- TO BE DONE -
Copy the rows from their first line through the line containing "1285, 1060, 1287]", including both ends.

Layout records
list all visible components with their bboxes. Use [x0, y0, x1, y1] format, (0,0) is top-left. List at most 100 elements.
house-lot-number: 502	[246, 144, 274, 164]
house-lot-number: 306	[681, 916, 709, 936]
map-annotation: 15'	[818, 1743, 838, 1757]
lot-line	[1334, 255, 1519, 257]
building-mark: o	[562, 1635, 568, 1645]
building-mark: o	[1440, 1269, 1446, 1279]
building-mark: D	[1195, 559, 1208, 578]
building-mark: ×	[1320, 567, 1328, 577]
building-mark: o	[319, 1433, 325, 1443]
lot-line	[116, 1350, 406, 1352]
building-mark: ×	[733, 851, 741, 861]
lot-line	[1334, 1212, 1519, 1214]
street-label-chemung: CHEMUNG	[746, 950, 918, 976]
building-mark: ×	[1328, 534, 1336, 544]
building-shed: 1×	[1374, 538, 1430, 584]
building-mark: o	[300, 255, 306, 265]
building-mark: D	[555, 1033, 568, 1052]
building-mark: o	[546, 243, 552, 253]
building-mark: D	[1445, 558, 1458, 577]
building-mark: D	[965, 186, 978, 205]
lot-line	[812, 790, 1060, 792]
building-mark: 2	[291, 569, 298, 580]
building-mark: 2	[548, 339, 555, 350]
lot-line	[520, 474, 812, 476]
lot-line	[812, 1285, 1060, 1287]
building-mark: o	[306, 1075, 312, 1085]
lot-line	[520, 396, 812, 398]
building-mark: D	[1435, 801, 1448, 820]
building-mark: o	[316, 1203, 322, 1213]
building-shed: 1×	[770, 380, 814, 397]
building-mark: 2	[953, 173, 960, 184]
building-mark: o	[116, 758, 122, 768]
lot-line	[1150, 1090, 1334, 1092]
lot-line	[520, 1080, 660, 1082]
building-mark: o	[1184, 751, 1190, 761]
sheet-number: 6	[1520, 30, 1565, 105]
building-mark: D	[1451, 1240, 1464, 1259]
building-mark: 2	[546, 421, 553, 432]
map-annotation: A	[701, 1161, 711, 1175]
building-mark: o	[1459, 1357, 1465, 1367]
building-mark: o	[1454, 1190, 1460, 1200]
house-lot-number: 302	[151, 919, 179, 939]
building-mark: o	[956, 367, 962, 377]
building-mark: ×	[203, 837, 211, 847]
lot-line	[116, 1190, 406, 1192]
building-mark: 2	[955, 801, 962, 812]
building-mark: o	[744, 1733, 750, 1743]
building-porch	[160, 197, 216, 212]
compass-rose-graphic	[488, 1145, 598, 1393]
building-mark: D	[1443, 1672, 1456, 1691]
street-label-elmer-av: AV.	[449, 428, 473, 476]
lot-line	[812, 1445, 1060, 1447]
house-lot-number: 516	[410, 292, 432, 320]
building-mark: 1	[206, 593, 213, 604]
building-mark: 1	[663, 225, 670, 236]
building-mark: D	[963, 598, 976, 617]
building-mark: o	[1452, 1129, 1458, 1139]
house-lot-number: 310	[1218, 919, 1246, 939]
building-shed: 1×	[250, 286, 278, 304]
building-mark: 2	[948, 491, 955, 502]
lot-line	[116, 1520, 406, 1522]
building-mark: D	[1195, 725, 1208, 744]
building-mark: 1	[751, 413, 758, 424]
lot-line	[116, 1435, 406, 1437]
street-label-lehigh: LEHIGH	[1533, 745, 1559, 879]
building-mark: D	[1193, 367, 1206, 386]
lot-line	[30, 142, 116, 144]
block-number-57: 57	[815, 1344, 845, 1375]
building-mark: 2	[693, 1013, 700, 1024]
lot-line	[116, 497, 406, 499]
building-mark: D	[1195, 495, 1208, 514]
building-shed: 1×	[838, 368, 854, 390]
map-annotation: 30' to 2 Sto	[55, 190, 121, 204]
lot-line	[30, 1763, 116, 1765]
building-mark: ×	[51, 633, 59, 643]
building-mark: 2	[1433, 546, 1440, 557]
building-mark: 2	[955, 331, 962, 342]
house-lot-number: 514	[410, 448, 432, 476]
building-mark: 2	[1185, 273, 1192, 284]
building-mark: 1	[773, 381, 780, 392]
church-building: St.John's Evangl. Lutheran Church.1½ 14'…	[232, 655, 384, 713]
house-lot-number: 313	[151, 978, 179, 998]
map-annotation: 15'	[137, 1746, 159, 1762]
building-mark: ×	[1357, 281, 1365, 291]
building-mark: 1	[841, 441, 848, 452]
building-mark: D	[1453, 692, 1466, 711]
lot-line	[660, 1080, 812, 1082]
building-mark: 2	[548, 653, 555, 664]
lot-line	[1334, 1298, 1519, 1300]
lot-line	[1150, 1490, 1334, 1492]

- RESPONSE TO THE TASK -
list all visible components with their bboxes. Use [x0, y0, x1, y1] format, (0,0) is top-left. List at most 100 elements.
house-lot-number: 502	[246, 144, 274, 164]
house-lot-number: 306	[681, 916, 709, 936]
map-annotation: 15'	[818, 1743, 838, 1757]
lot-line	[1334, 255, 1519, 257]
building-mark: o	[562, 1635, 568, 1645]
building-mark: o	[1440, 1269, 1446, 1279]
building-mark: D	[1195, 559, 1208, 578]
building-mark: ×	[1320, 567, 1328, 577]
building-mark: o	[319, 1433, 325, 1443]
lot-line	[116, 1350, 406, 1352]
building-mark: ×	[733, 851, 741, 861]
lot-line	[1334, 1212, 1519, 1214]
street-label-chemung: CHEMUNG	[746, 950, 918, 976]
building-mark: ×	[1328, 534, 1336, 544]
building-shed: 1×	[1374, 538, 1430, 584]
building-mark: o	[300, 255, 306, 265]
building-mark: D	[555, 1033, 568, 1052]
building-mark: o	[546, 243, 552, 253]
building-mark: D	[1445, 558, 1458, 577]
building-mark: D	[965, 186, 978, 205]
lot-line	[812, 790, 1060, 792]
building-mark: 2	[291, 569, 298, 580]
building-mark: 2	[548, 339, 555, 350]
lot-line	[520, 474, 812, 476]
lot-line	[812, 1285, 1060, 1287]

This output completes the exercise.